=== Problem to work on ===
Note each line where "text" appears, and copy it.
==== Dataset content
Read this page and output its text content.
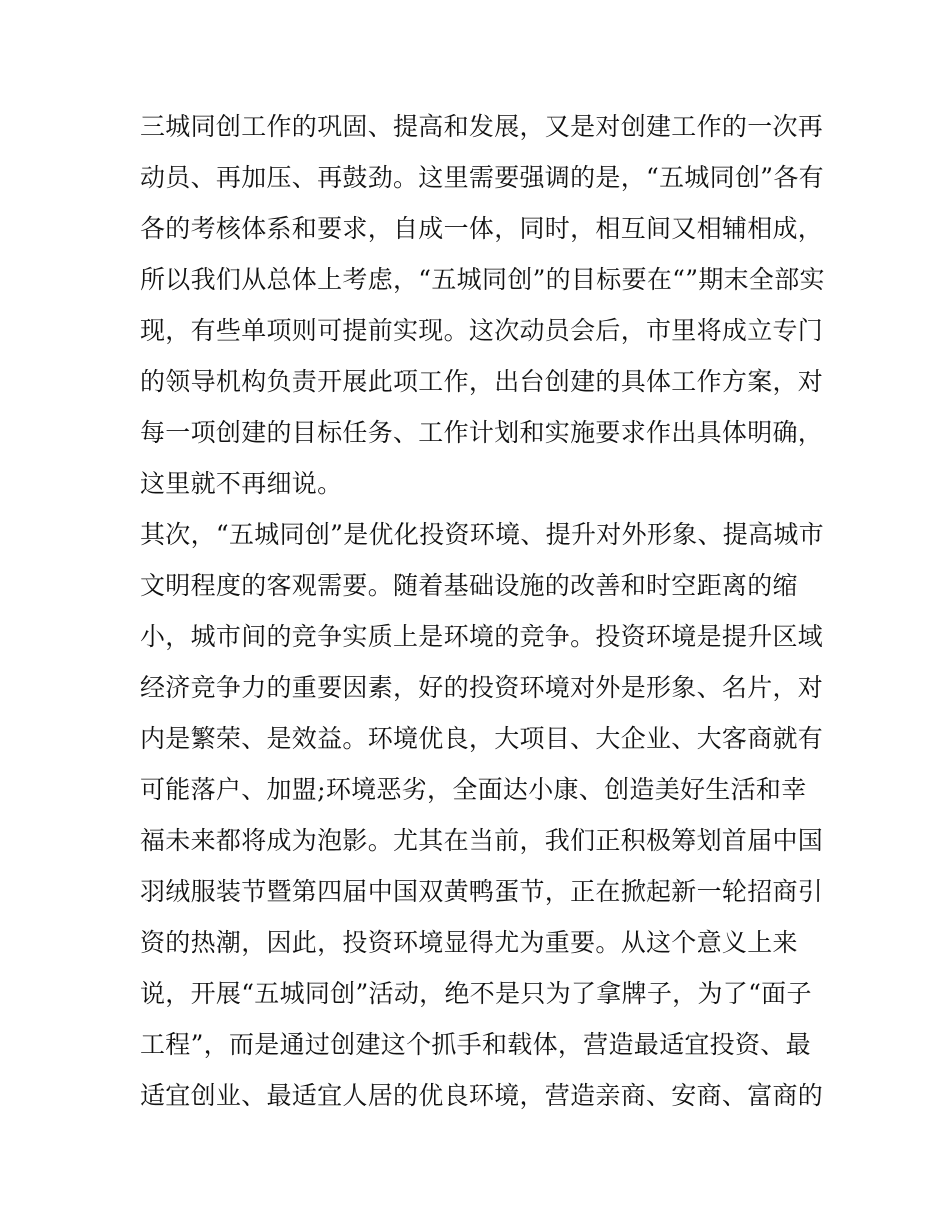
三城同创工作的巩固、提高和发展，又是对创建工作的一次再
动员、再加压、再鼓劲。这里需要强调的是，“五城同创”各有
各的考核体系和要求，自成一体，同时，相互间又相辅相成，
所以我们从总体上考虑，“五城同创”的目标要在“”期末全部实
现，有些单项则可提前实现。这次动员会后，市里将成立专门
的领导机构负责开展此项工作，出台创建的具体工作方案，对
每一项创建的目标任务、工作计划和实施要求作出具体明确，
这里就不再细说。
其次，“五城同创”是优化投资环境、提升对外形象、提高城市
文明程度的客观需要。随着基础设施的改善和时空距离的缩
小，城市间的竞争实质上是环境的竞争。投资环境是提升区域
经济竞争力的重要因素，好的投资环境对外是形象、名片，对
内是繁荣、是效益。环境优良，大项目、大企业、大客商就有
可能落户、加盟;环境恶劣，全面达小康、创造美好生活和幸
福未来都将成为泡影。尤其在当前，我们正积极筹划首届中国
羽绒服装节暨第四届中国双黄鸭蛋节，正在掀起新一轮招商引
资的热潮，因此，投资环境显得尤为重要。从这个意义上来
说，开展“五城同创”活动，绝不是只为了拿牌子，为了“面子
工程”，而是通过创建这个抓手和载体，营造最适宜投资、最
适宜创业、最适宜人居的优良环境，营造亲商、安商、富商的
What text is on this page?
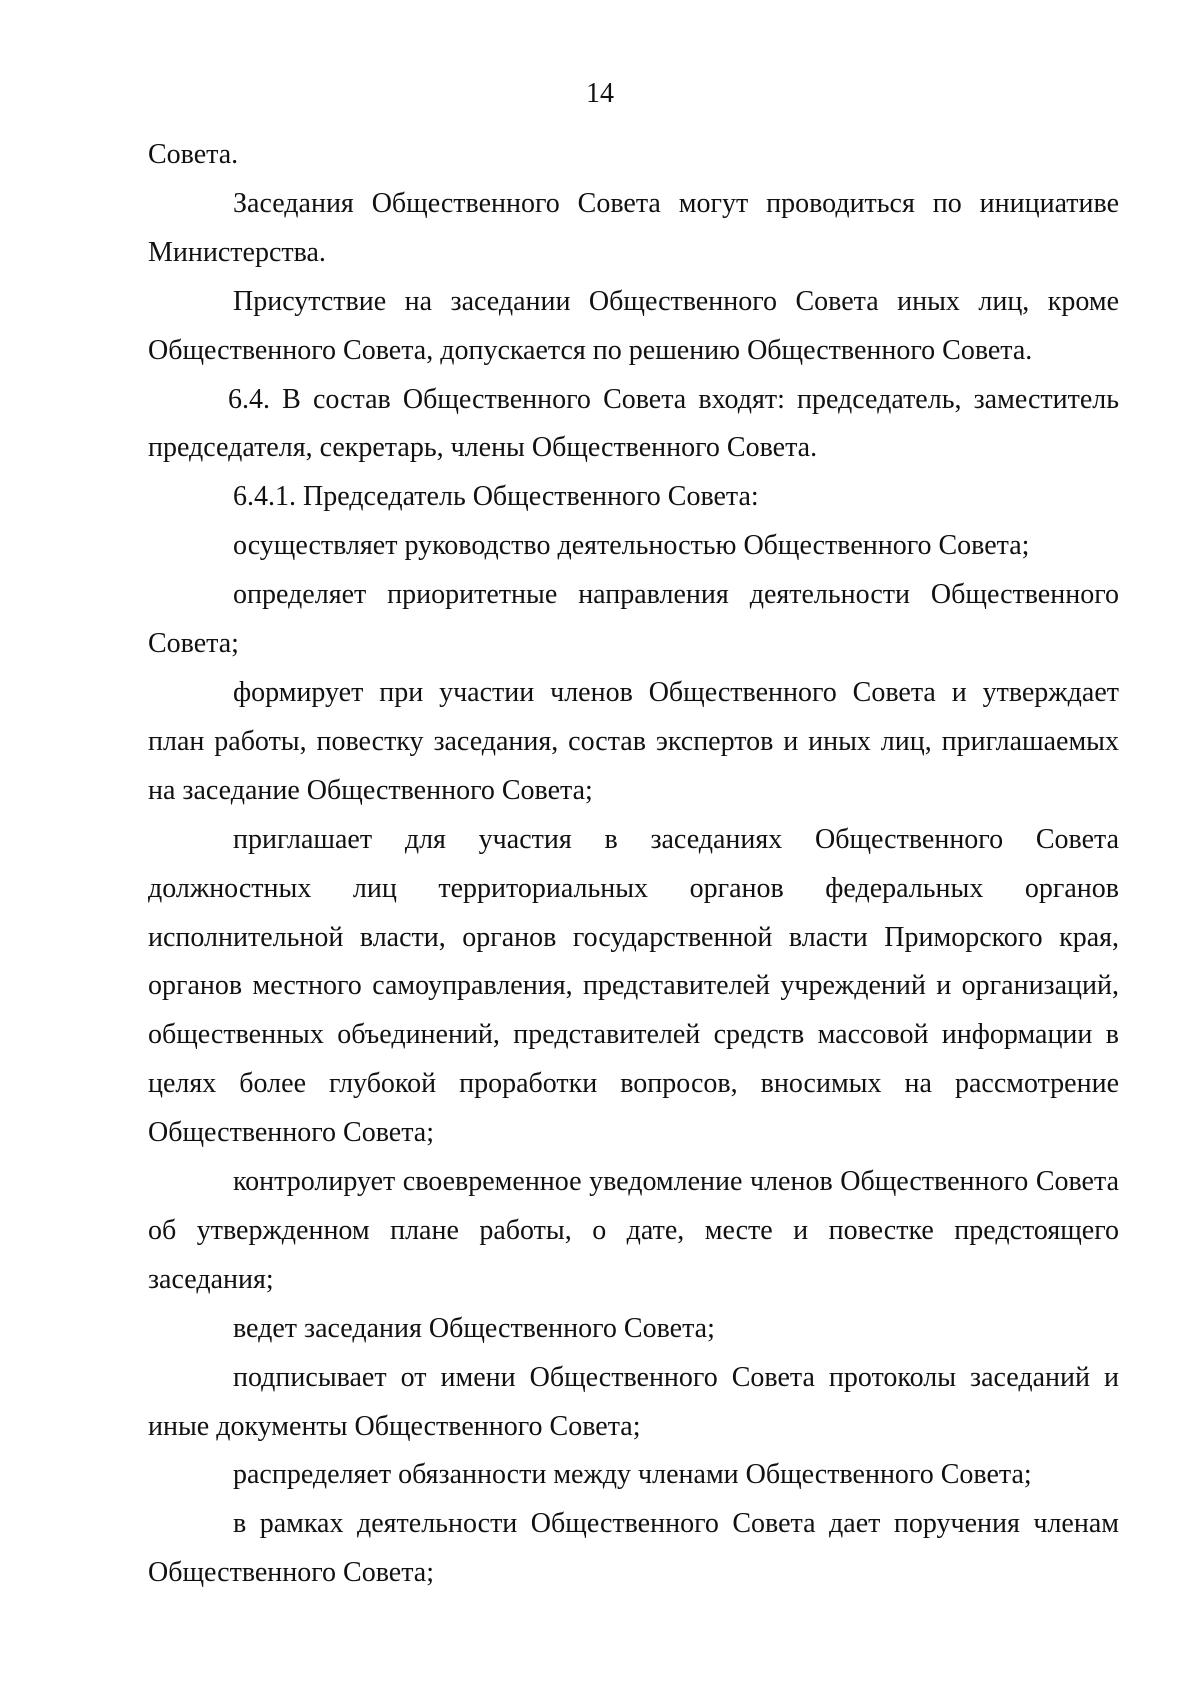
14

Совета.

Заседания Общественного Совета могут проводиться по инициативе Министерства.

Присутствие на заседании Общественного Совета иных лиц, кроме Общественного Совета, допускается по решению Общественного Совета.

6.4. В состав Общественного Совета входят: председатель, заместитель председателя, секретарь, члены Общественного Совета.

6.4.1. Председатель Общественного Совета:

осуществляет руководство деятельностью Общественного Совета;

определяет приоритетные направления деятельности Общественного Совета;

формирует при участии членов Общественного Совета и утверждает план работы, повестку заседания, состав экспертов и иных лиц, приглашаемых на заседание Общественного Совета;

приглашает для участия в заседаниях Общественного Совета должностных лиц территориальных органов федеральных органов исполнительной власти, органов государственной власти Приморского края, органов местного самоуправления, представителей учреждений и организаций, общественных объединений, представителей средств массовой информации в целях более глубокой проработки вопросов, вносимых на рассмотрение Общественного Совета;

контролирует своевременное уведомление членов Общественного Совета об утвержденном плане работы, о дате, месте и повестке предстоящего заседания;

ведет заседания Общественного Совета;

подписывает от имени Общественного Совета протоколы заседаний и иные документы Общественного Совета;

распределяет обязанности между членами Общественного Совета;

в рамках деятельности Общественного Совета дает поручения членам Общественного Совета;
========
=== Task result ===
Read this page and output its text content.
What text is on this page?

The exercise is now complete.